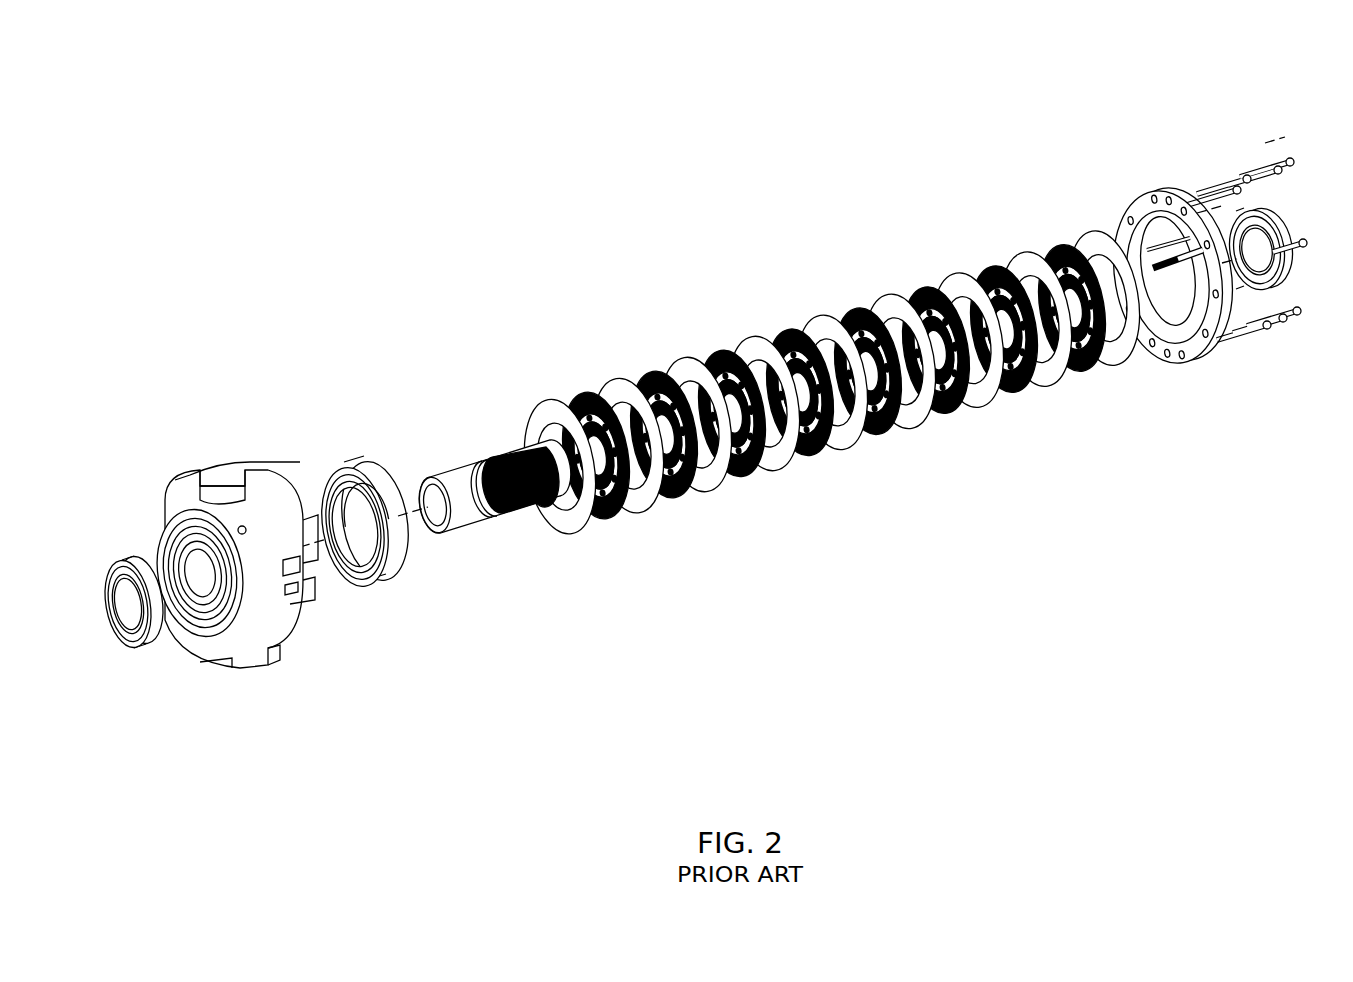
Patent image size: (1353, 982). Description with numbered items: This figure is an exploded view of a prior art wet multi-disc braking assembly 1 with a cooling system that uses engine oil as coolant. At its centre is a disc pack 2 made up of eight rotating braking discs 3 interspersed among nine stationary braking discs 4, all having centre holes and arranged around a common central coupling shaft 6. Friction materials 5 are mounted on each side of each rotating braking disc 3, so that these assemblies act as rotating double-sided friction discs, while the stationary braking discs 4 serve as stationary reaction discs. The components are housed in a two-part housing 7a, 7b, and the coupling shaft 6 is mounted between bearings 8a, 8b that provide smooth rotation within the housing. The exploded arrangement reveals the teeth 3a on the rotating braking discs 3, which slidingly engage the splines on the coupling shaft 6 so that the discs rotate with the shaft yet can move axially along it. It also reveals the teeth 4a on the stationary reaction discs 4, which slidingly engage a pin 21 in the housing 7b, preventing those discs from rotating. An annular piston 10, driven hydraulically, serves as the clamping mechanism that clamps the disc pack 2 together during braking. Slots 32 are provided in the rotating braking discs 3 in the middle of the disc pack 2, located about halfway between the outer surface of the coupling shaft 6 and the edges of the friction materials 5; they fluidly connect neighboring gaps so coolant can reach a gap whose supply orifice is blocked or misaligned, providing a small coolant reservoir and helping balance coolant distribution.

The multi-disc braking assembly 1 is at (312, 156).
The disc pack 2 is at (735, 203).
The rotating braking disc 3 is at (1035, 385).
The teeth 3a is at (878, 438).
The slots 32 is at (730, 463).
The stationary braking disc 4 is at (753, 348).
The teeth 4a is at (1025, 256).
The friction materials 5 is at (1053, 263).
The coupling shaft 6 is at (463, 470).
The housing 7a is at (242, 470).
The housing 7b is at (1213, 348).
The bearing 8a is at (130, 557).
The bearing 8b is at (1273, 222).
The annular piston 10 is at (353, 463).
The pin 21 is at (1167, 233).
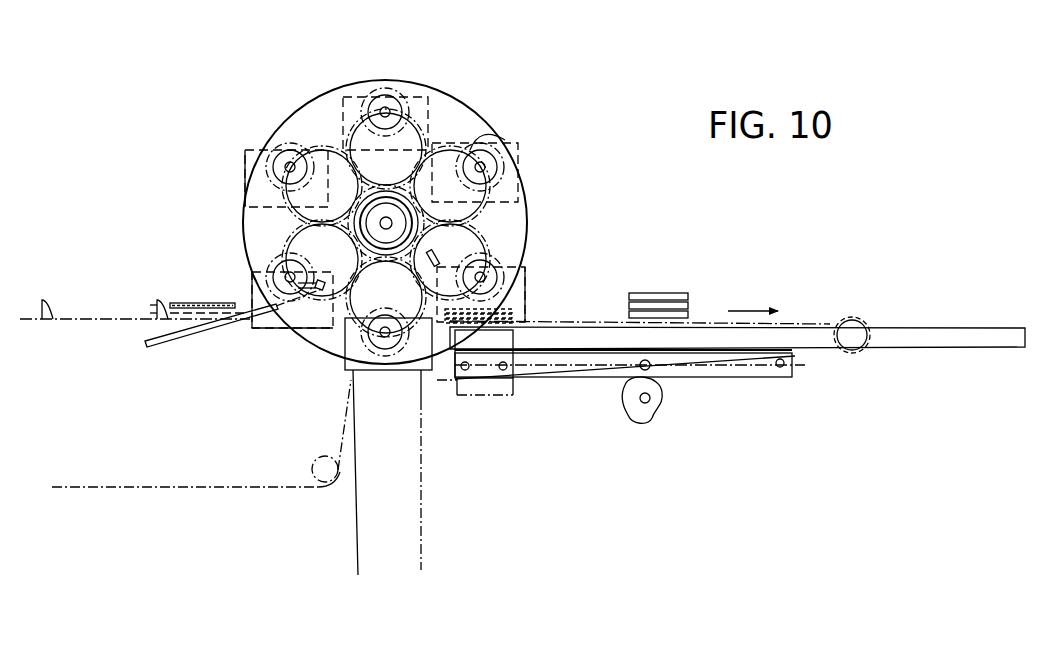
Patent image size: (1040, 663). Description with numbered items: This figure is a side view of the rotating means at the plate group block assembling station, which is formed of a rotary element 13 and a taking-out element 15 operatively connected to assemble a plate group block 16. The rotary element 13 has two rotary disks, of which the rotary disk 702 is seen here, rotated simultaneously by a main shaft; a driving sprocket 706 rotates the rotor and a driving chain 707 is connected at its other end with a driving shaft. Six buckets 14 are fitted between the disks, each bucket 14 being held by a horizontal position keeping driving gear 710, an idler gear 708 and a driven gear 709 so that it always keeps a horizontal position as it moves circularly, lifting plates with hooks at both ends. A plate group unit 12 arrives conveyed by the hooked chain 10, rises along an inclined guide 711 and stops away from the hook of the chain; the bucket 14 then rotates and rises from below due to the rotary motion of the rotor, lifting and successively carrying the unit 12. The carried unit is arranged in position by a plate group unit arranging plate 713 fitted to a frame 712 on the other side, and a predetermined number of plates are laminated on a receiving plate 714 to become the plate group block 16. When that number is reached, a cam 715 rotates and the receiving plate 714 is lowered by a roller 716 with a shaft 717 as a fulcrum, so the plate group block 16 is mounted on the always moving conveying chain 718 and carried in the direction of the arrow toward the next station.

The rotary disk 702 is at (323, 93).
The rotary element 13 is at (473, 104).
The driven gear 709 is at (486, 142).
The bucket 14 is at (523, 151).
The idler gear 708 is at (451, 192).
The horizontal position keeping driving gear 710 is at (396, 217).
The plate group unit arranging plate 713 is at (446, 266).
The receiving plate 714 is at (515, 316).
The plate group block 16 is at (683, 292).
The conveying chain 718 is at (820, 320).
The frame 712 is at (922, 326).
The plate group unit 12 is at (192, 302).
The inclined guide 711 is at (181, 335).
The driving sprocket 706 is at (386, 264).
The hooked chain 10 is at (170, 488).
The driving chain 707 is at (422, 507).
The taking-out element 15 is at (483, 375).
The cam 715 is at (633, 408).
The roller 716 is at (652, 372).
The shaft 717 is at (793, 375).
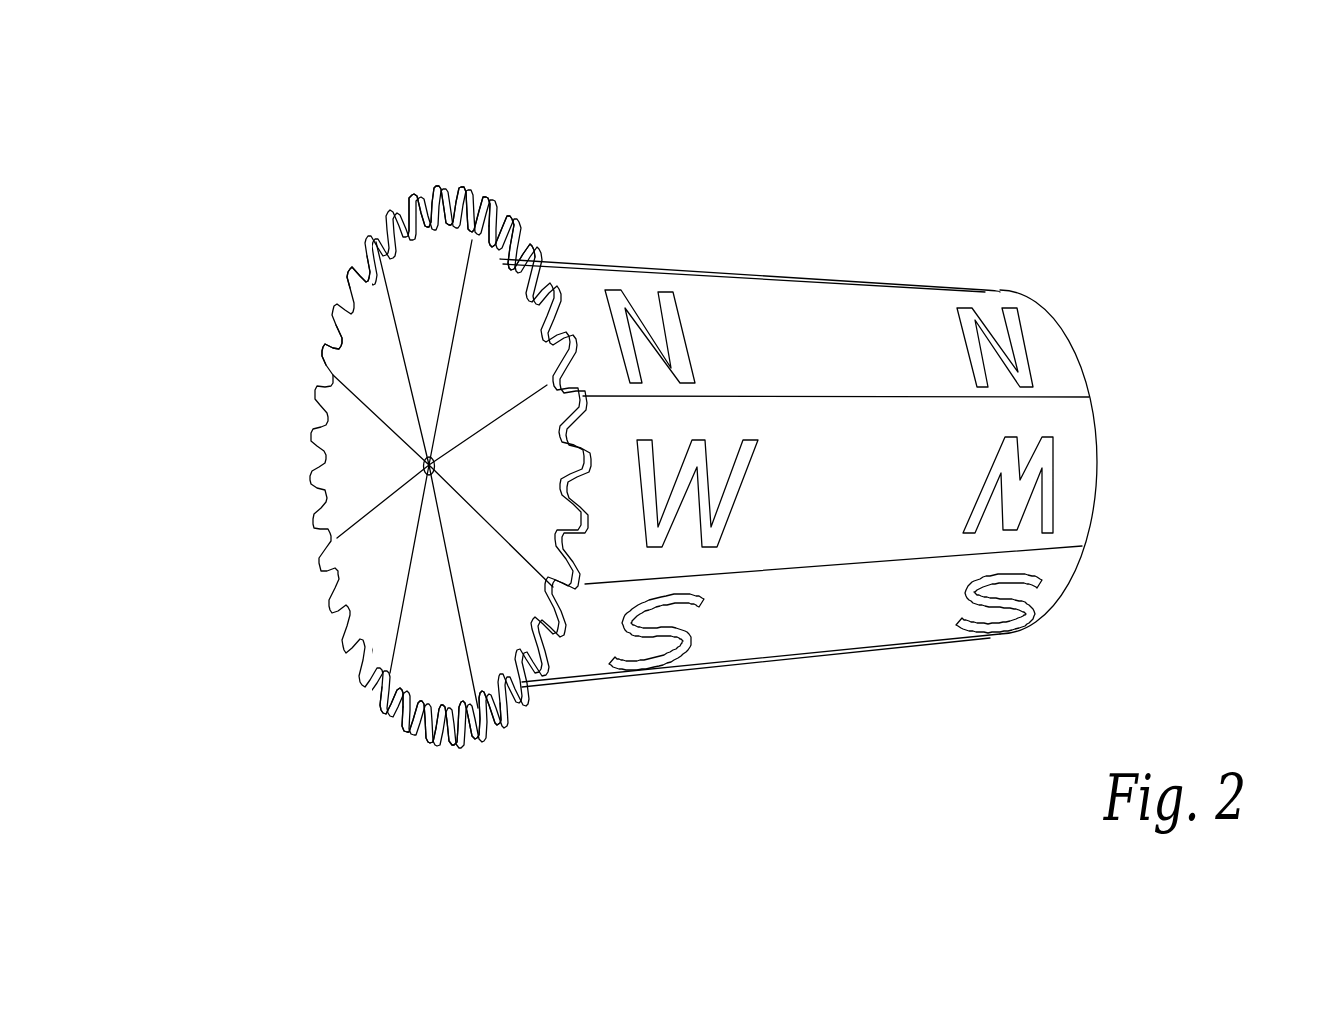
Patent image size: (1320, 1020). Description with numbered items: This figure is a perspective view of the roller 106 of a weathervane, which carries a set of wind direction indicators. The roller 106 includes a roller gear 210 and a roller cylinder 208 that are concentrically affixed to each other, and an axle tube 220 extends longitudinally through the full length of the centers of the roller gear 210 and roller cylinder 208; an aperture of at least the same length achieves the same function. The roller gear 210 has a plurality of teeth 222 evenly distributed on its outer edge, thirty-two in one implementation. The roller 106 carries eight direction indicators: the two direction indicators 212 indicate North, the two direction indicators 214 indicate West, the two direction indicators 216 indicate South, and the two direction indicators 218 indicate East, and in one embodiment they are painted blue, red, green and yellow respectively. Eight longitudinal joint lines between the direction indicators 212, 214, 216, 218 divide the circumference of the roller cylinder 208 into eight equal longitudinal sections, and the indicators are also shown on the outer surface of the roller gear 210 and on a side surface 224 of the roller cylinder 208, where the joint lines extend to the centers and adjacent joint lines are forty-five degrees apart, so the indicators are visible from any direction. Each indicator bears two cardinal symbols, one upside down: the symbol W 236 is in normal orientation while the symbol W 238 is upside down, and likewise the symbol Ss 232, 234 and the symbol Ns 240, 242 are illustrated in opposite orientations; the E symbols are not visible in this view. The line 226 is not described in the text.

> _PROBLEM REQUIREMENTS_
Lay out every line of all the records above as a Markdown table with the columns No. and Line, numbering the rows and skipping blank lines. Leave the pictures out of the answer.

> _RESPONSE_
| No. | Line |
|---|---|
| 1 | Patent image size: (1353, 982). Description with numbered items: This figure is an exploded view of a prior art wet multi-disc braking assembly 1 with a cooling system that uses engine oil as coolant. At its centre is a disc pack 2 made up of eight rotating braking discs 3 interspersed among nine stationary braking discs 4, all having centre holes and arranged around a common central coupling shaft 6. Friction materials 5 are mounted on each side of each rotating braking disc 3, so that these assemblies act as rotating double-sided friction discs, while the stationary braking discs 4 serve as stationary reaction discs. The components are housed in a two-part housing 7a, 7b, and the coupling shaft 6 is mounted between bearings 8a, 8b that provide smooth rotation within the housing. The exploded arrangement reveals the teeth 3a on the rotating braking discs 3, which slidingly engage the splines on the coupling shaft 6 so that the discs rotate with the shaft yet can move axially along it. It also reveals the teeth 4a on the stationary reaction discs 4, which slidingly engage a pin 21 in the housing 7b, preventing those discs from rotating. An annular piston 10, driven hydraulically, serves as the clamping mechanism that clamps the disc pack 2 together during braking. Slots 32 are provided in the rotating braking discs 3 in the middle of the disc pack 2, located about halfway between the outer surface of the coupling shaft 6 and the edges of the friction materials 5; they fluidly connect neighboring gaps so coolant can reach a gap whose supply orifice is blocked or misaligned, providing a small coolant reservoir and helping balance coolant distribution. |
| 2 | The multi-disc braking assembly 1 is at (312, 156). |
| 3 | The disc pack 2 is at (735, 203). |
| 4 | The rotating braking disc 3 is at (1035, 385). |
| 5 | The teeth 3a is at (878, 438). |
| 6 | The slots 32 is at (730, 463). |
| 7 | The stationary braking disc 4 is at (753, 348). |
| 8 | The teeth 4a is at (1025, 256). |
| 9 | The friction materials 5 is at (1053, 263). |
| 10 | The coupling shaft 6 is at (463, 470). |
| 11 | The housing 7a is at (242, 470). |
| 12 | The housing 7b is at (1213, 348). |
| 13 | The bearing 8a is at (130, 557). |
| 14 | The bearing 8b is at (1273, 222). |
| 15 | The annular piston 10 is at (353, 463). |
| 16 | The pin 21 is at (1167, 233). |
| 17 | Patent image size: (1040, 663). Description with numbered items: This figure is a side view of the rotating means at the plate group block assembling station, which is formed of a rotary element 13 and a taking-out element 15 operatively connected to assemble a plate group block 16. The rotary element 13 has two rotary disks, of which the rotary disk 702 is seen here, rotated simultaneously by a main shaft; a driving sprocket 706 rotates the rotor and a driving chain 707 is connected at its other end with a driving shaft. Six buckets 14 are fitted between the disks, each bucket 14 being held by a horizontal position keeping driving gear 710, an idler gear 708 and a driven gear 709 so that it always keeps a horizontal position as it moves circularly, lifting plates with hooks at both ends. A plate group unit 12 arrives conveyed by the hooked chain 10, rises along an inclined guide 711 and stops away from the hook of the chain; the bucket 14 then rotates and rises from below due to the rotary motion of the rotor, lifting and successively carrying the unit 12. The carried unit is arranged in position by a plate group unit arranging plate 713 fitted to a frame 712 on the other side, and a predetermined number of plates are laminated on a receiving plate 714 to become the plate group block 16. When that number is reached, a cam 715 rotates and the receiving plate 714 is lowered by a roller 716 with a shaft 717 as a fulcrum, so the plate group block 16 is mounted on the always moving conveying chain 718 and carried in the direction of the arrow toward the next station. |
| 18 | The rotary disk 702 is at (323, 93). |
| 19 | The rotary element 13 is at (473, 104). |
| 20 | The driven gear 709 is at (486, 142). |
| 21 | The bucket 14 is at (523, 151). |
| 22 | The idler gear 708 is at (451, 192). |
| 23 | The horizontal position keeping driving gear 710 is at (396, 217). |
| 24 | The plate group unit arranging plate 713 is at (446, 266). |
| 25 | The receiving plate 714 is at (515, 316). |
| 26 | The plate group block 16 is at (683, 292). |
| 27 | The conveying chain 718 is at (820, 320). |
| 28 | The frame 712 is at (922, 326). |
| 29 | The plate group unit 12 is at (192, 302). |
| 30 | The inclined guide 711 is at (181, 335). |
| 31 | The driving sprocket 706 is at (386, 264). |
| 32 | The hooked chain 10 is at (170, 488). |
| 33 | The driving chain 707 is at (422, 507). |
| 34 | The taking-out element 15 is at (483, 375). |
| 35 | The cam 715 is at (633, 408). |
| 36 | The roller 716 is at (652, 372). |
| 37 | The shaft 717 is at (793, 375). |
| 38 | Patent image size: (1320, 1020). Description with numbered items: This figure is a perspective view of the roller 106 of a weathervane, which carries a set of wind direction indicators. The roller 106 includes a roller gear 210 and a roller cylinder 208 that are concentrically affixed to each other, and an axle tube 220 extends longitudinally through the full length of the centers of the roller gear 210 and roller cylinder 208; an aperture of at least the same length achieves the same function. The roller gear 210 has a plurality of teeth 222 evenly distributed on its outer edge, thirty-two in one implementation. The roller 106 carries eight direction indicators: the two direction indicators 212 indicate North, the two direction indicators 214 indicate West, the two direction indicators 216 indicate South, and the two direction indicators 218 indicate East, and in one embodiment they are painted blue, red, green and yellow respectively. Eight longitudinal joint lines between the direction indicators 212, 214, 216, 218 divide the circumference of the roller cylinder 208 into eight equal longitudinal sections, and the indicators are also shown on the outer surface of the roller gear 210 and on a side surface 224 of the roller cylinder 208, where the joint lines extend to the centers and adjacent joint lines are forty-five degrees apart, so the indicators are visible from any direction. Each indicator bears two cardinal symbols, one upside down: the symbol W 236 is in normal orientation while the symbol W 238 is upside down, and likewise the symbol Ss 232, 234 and the symbol Ns 240, 242 are illustrated in opposite orientations; the E symbols are not visible in this view. The line 226 is not described in the text. |